TASK STATEMENT: All the data below goes into the copy word for word, but the pictures don't.

PROVIDED MATERIAL:
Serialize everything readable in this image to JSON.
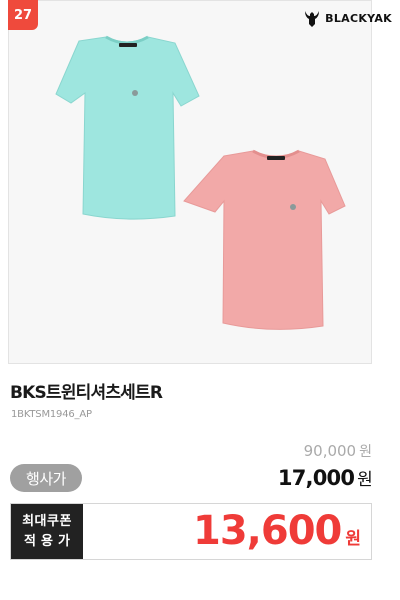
{
  "badge": {
    "rank": "27"
  },
  "brand": {
    "name": "BLACKYAK",
    "icon": "yak-head-icon"
  },
  "product": {
    "name": "BKS트윈티셔츠세트R",
    "code": "1BKTSM1946_AP",
    "colors": {
      "mint": "#9ee6df",
      "pink": "#f2a9a8"
    }
  },
  "pricing": {
    "original_price": "90,000",
    "original_unit": "원",
    "sale_label": "행사가",
    "sale_price": "17,000",
    "sale_unit": "원",
    "coupon_label_line1": "최대쿠폰",
    "coupon_label_line2": "적용가",
    "coupon_price": "13,600",
    "coupon_unit": "원",
    "accent_color": "#ef3b38"
  }
}
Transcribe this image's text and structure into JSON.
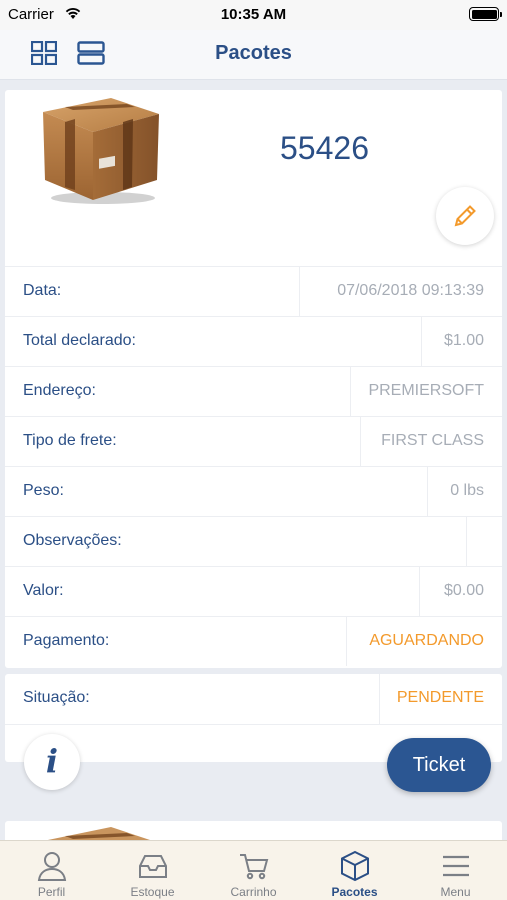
{
  "status_bar": {
    "carrier": "Carrier",
    "time": "10:35 AM"
  },
  "nav": {
    "title": "Pacotes"
  },
  "package": {
    "number": "55426",
    "rows": [
      {
        "label": "Data:",
        "value": "07/06/2018 09:13:39"
      },
      {
        "label": "Total declarado:",
        "value": "$1.00"
      },
      {
        "label": "Endereço:",
        "value": "PREMIERSOFT"
      },
      {
        "label": "Tipo de frete:",
        "value": "FIRST CLASS"
      },
      {
        "label": "Peso:",
        "value": "0 lbs"
      },
      {
        "label": "Observações:",
        "value": ""
      },
      {
        "label": "Valor:",
        "value": "$0.00"
      },
      {
        "label": "Pagamento:",
        "value": "AGUARDANDO"
      }
    ],
    "status": {
      "label": "Situação:",
      "value": "PENDENTE"
    }
  },
  "actions": {
    "info": "i",
    "ticket": "Ticket"
  },
  "tabs": [
    {
      "label": "Perfil",
      "icon": "person-icon"
    },
    {
      "label": "Estoque",
      "icon": "inbox-icon"
    },
    {
      "label": "Carrinho",
      "icon": "cart-icon"
    },
    {
      "label": "Pacotes",
      "icon": "box-icon",
      "active": true
    },
    {
      "label": "Menu",
      "icon": "menu-icon"
    }
  ],
  "colors": {
    "primary": "#2b4f86",
    "accent_orange": "#f39a2c",
    "muted": "#a7adb6",
    "ticket_button": "#2b5692"
  }
}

FINISHED EXERCISE:
Serialize everything readable in this image to JSON.
{
  "badge": {
    "rank": "27"
  },
  "brand": {
    "name": "BLACKYAK",
    "icon": "yak-head-icon"
  },
  "product": {
    "name": "BKS트윈티셔츠세트R",
    "code": "1BKTSM1946_AP",
    "colors": {
      "mint": "#9ee6df",
      "pink": "#f2a9a8"
    }
  },
  "pricing": {
    "original_price": "90,000",
    "original_unit": "원",
    "sale_label": "행사가",
    "sale_price": "17,000",
    "sale_unit": "원",
    "coupon_label_line1": "최대쿠폰",
    "coupon_label_line2": "적용가",
    "coupon_price": "13,600",
    "coupon_unit": "원",
    "accent_color": "#ef3b38"
  }
}
Transcribe this image's text and structure into JSON.
{
  "status_bar": {
    "carrier": "Carrier",
    "time": "10:35 AM"
  },
  "nav": {
    "title": "Pacotes"
  },
  "package": {
    "number": "55426",
    "rows": [
      {
        "label": "Data:",
        "value": "07/06/2018 09:13:39"
      },
      {
        "label": "Total declarado:",
        "value": "$1.00"
      },
      {
        "label": "Endereço:",
        "value": "PREMIERSOFT"
      },
      {
        "label": "Tipo de frete:",
        "value": "FIRST CLASS"
      },
      {
        "label": "Peso:",
        "value": "0 lbs"
      },
      {
        "label": "Observações:",
        "value": ""
      },
      {
        "label": "Valor:",
        "value": "$0.00"
      },
      {
        "label": "Pagamento:",
        "value": "AGUARDANDO"
      }
    ],
    "status": {
      "label": "Situação:",
      "value": "PENDENTE"
    }
  },
  "actions": {
    "info": "i",
    "ticket": "Ticket"
  },
  "tabs": [
    {
      "label": "Perfil",
      "icon": "person-icon"
    },
    {
      "label": "Estoque",
      "icon": "inbox-icon"
    },
    {
      "label": "Carrinho",
      "icon": "cart-icon"
    },
    {
      "label": "Pacotes",
      "icon": "box-icon",
      "active": true
    },
    {
      "label": "Menu",
      "icon": "menu-icon"
    }
  ],
  "colors": {
    "primary": "#2b4f86",
    "accent_orange": "#f39a2c",
    "muted": "#a7adb6",
    "ticket_button": "#2b5692"
  }
}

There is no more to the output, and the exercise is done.